**Exercise instructions**:
Give an exact copy of every line, leaving images out.

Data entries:
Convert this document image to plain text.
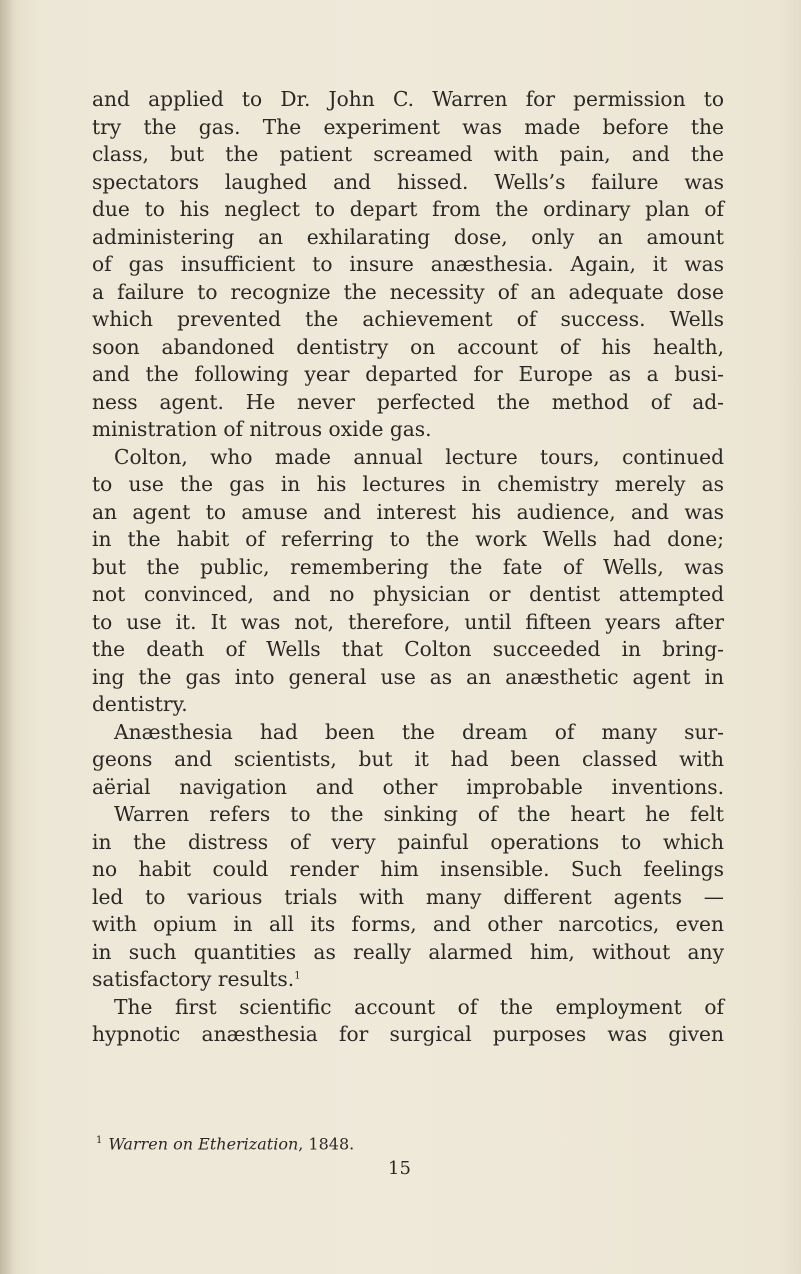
and applied to Dr. John C. Warren for permission to
try the gas. The experiment was made before the
class, but the patient screamed with pain, and the
spectators laughed and hissed. Wells’s failure was
due to his neglect to depart from the ordinary plan of
administering an exhilarating dose, only an amount
of gas insufficient to insure anæsthesia. Again, it was
a failure to recognize the necessity of an adequate dose
which prevented the achievement of success. Wells
soon abandoned dentistry on account of his health,
and the following year departed for Europe as a busi-
ness agent. He never perfected the method of ad-
ministration of nitrous oxide gas.
Colton, who made annual lecture tours, continued
to use the gas in his lectures in chemistry merely as
an agent to amuse and interest his audience, and was
in the habit of referring to the work Wells had done;
but the public, remembering the fate of Wells, was
not convinced, and no physician or dentist attempted
to use it. It was not, therefore, until fifteen years after
the death of Wells that Colton succeeded in bring-
ing the gas into general use as an anæsthetic agent in
dentistry.
Anæsthesia had been the dream of many sur-
geons and scientists, but it had been classed with
aërial navigation and other improbable inventions.
Warren refers to the sinking of the heart he felt
in the distress of very painful operations to which
no habit could render him insensible. Such feelings
led to various trials with many different agents —
with opium in all its forms, and other narcotics, even
in such quantities as really alarmed him, without any
satisfactory results.$^1$
The first scientific account of the employment of
hypnotic anæsthesia for surgical purposes was given
$^1$ Warren on Etherization, 1848.
15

**Solution below**:
Convert this document image to plain text.
and applied to Dr. John C. Warren for permission to
try the gas. The experiment was made before the
class, but the patient screamed with pain, and the
spectators laughed and hissed. Wells’s failure was
due to his neglect to depart from the ordinary plan of
administering an exhilarating dose, only an amount
of gas insufficient to insure anæsthesia. Again, it was
a failure to recognize the necessity of an adequate dose
which prevented the achievement of success. Wells
soon abandoned dentistry on account of his health,
and the following year departed for Europe as a busi-
ness agent. He never perfected the method of ad-
ministration of nitrous oxide gas.
Colton, who made annual lecture tours, continued
to use the gas in his lectures in chemistry merely as
an agent to amuse and interest his audience, and was
in the habit of referring to the work Wells had done;
but the public, remembering the fate of Wells, was
not convinced, and no physician or dentist attempted
to use it. It was not, therefore, until fifteen years after
the death of Wells that Colton succeeded in bring-
ing the gas into general use as an anæsthetic agent in
dentistry.
Anæsthesia had been the dream of many sur-
geons and scientists, but it had been classed with
aërial navigation and other improbable inventions.
Warren refers to the sinking of the heart he felt
in the distress of very painful operations to which
no habit could render him insensible. Such feelings
led to various trials with many different agents —
with opium in all its forms, and other narcotics, even
in such quantities as really alarmed him, without any
satisfactory results.$^1$
The first scientific account of the employment of
hypnotic anæsthesia for surgical purposes was given
$^1$ Warren on Etherization, 1848.
15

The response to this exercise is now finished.